§ Directives:
1) Translate this sentence from the forum thread on EXAFS bond lengths and thermal expansion into Spanish: "To first approximation, dR/R from EXAFS is similar to dA/A from diffraction."
2) Write the next part of the forum thread on EXAFS bond lengths and thermal expansion, picking up after its last sentence.

§ Document excerpt:
__________________________________________________

[Ifeffit] delR versus thermal expansion A and first cumulant C1*

Wed Oct 5 20:57:42 CDT 2005

Matt is right - and the triangular inequality is a good way to think about
it. Fornasini and Dalba, as well as Ed Stern in J. Phys. paper, estimated
this term more accurately:  2*sigma2/R should be added to the Delta R to
account for the transverse vibration and obtain the difference between the
bond distance in the unknown sample and the standard (experimental or
theoretical). However, if sigma2 is of the order of 0.01 A2, and 1NN
distance is of the order of 2.8 A as in gold, platinum or palladium, this
correction is only 0.007 A, which is smaller than thermal expansion in many
materials (that can be on the order of 0.02-0.06 A, depending on the
temperature range, bond strength (or Debye/Einstein temperature). Of course,
since sigma2 varies with temperature linearly in classical limit (at
temperatures great than Einstein temperature), this correction is
temperature dependent. That means, at 300 K it may be 0.007 A2 (and the
correction is 0.005 A), and at 400 K it may be 0.01 A2 (and the correction
is 0.007 A). However, if the thermal expansion (R2-R1) is measured with and
without this correction, the difference is only 0.002 A, which is for sure
comparable or most likely less than the error bar in R.

Thus, transverse vibrations, ideally, should be included for more accurate
bond length determination. If they are small, the one-dimensional model of
Frenkel-Rehr is a reasonable approximation.

Anatoly

Anatoly Frenkel
Yeshiva University

-----Original Message-----
From: ifeffit-bounces at millenia.cars.aps.anl.gov
[mailto:ifeffit-bounces at millenia.cars.aps.anl.gov]On Behalf Of Matt
Newville
Sent: Wednesday, October 05, 2005 5:23 PM
To: XAFS Analysis using Ifeffit
Subject: Re: [Ifeffit] delR versus thermal expansion A and first
cumulant C1*

Leandro,

This is a topic that seems to be slightly controversial.  I
don't want mis-represent the varying views/opinions, but today
is a 'at the beamline' kind of day.  So this reply is less well
planned (coherent??) and a little more 'off the cuff' than I'd
like it to be.  Perhaps we start a wiki page about this
discussion??  Also, everything below is 'in my opinion':

The first thing is that EXAFS is sensitive to R. Period.  It
seems obvious, but it's sometimes easy to forget.  As a result,
I think notions like "perpendicular to the lattice planes"
doesn't get you very far.

Also, don't forget that the crystallography is an amazingly
powerful technique for studying solids, and that the macroscopic
thermal expansion parameter (dL/L)/dT is often determined from
the crystallographically (atomic-scale) measurement (dA/A)/dT.
(A= lattice parameter, L= bulk distance, T= temperature).

To first approximation, dR/R from EXAFS is similar to dA/A from
diffraction.  Many people have equated these. In detail, and
especially at high temperature, they are not the same.

OK, so on to your questions:

> Whenever we fit an EXAFS spectrum with Artemis/IFEFFIT, we get a /delR/
> value. As far as my (very) limited comprehension goes, /delR/ is the
> difference between the theoretical (FEFF8) bond length, /R0/, and the
> result of the best fit to my data, /R/, which gives the experimental
> bond length. So, this should be the /first cumulant/ of my distance
> distribution, right?

__________________________________________________

§ Data provided:
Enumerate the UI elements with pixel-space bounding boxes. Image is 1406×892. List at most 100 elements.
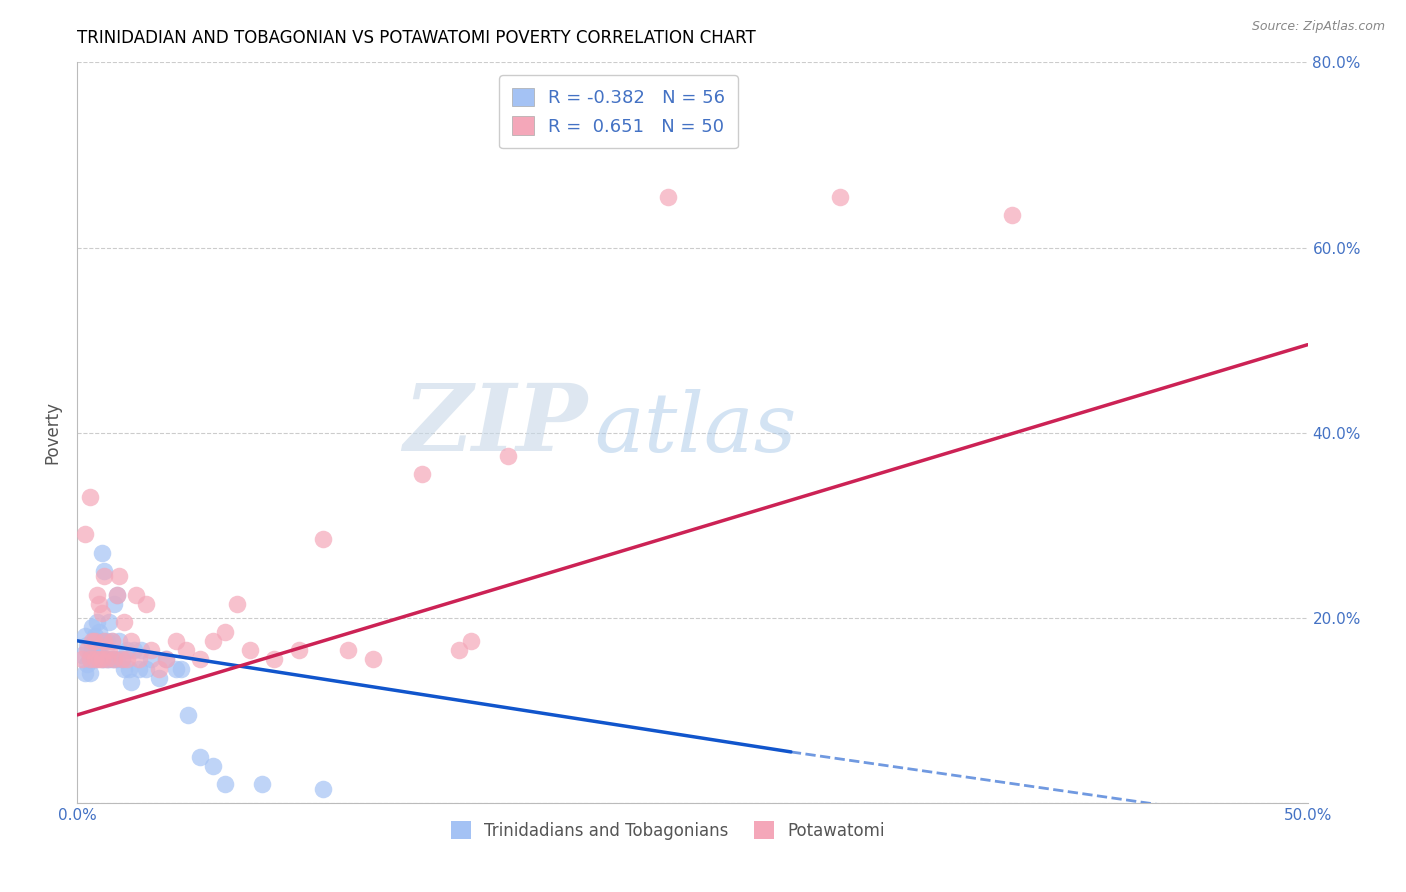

__________________________________________________

§ Task-by-task outputs:
1) En primera aproximación, dR/R obtenido por EXAFS es similar a dA/A obtenido por difracción.

2)
Yes. Cumulants are simply one way to describe a distribution
function of a variable (for us, R).  They're especially
convenient for functions that are exponential in that variable,
and that's why they're often used in EXAFS. They're most useful
when the distribution is near normal (or Gaussian).  For
complicated distributions, they don't work so well.

delR is the first cumulant, C1, and is equal to the first moment
of the distribution.  It is the displacement from the starting
center value, R0, Reff, etc.

There is actually a subtlety in getting delR=C1 from EXAFS, as
the EXAFS is not simply exponential in R, but also has a 1/R^2
term and R dependence in the mean-free-path term.  These can be
dealt with (and are dealt with in Ifeffit/Feffit), so that the
delR, sigma2, third, and fourth *are* the cumulants of the
atomic pair distribution.  But that's not your question (yet??).

> ... when I came across some papers (P. Fornasini and G. Dalba in [PRL82,
> 4240, 1999; PRB70, 174301, 2004] and E. A. Stern in [J.Phys.IV 7,
> C2-137,1997]) where an issue is raised; it is said that the thermal
> evolution of the first cumulant /C1/* of the real distance distribution
> in a crystal (which was said to be equivalent to /delR/) is NOT equal to
> /A/, because in a crystal there are vibrations perpendicular to the bond
> direction which are not considered in the one-dimensional model. It is
> argued that the temperature dependence of these vibrations perpendicular
> to the bond direction give raise to a positive shift of the minimum of
> the effective pair potential, while the net thermal expansion /A/
> accounts only for changes due to the asymmetry of the potential.

I haven't looked at their paper in a long time, but I think that
Fornasini and Dalba have the math and basic explanation right. I
don't so much like the 'perpendicular' v. 'parallel'
distinction, but others do.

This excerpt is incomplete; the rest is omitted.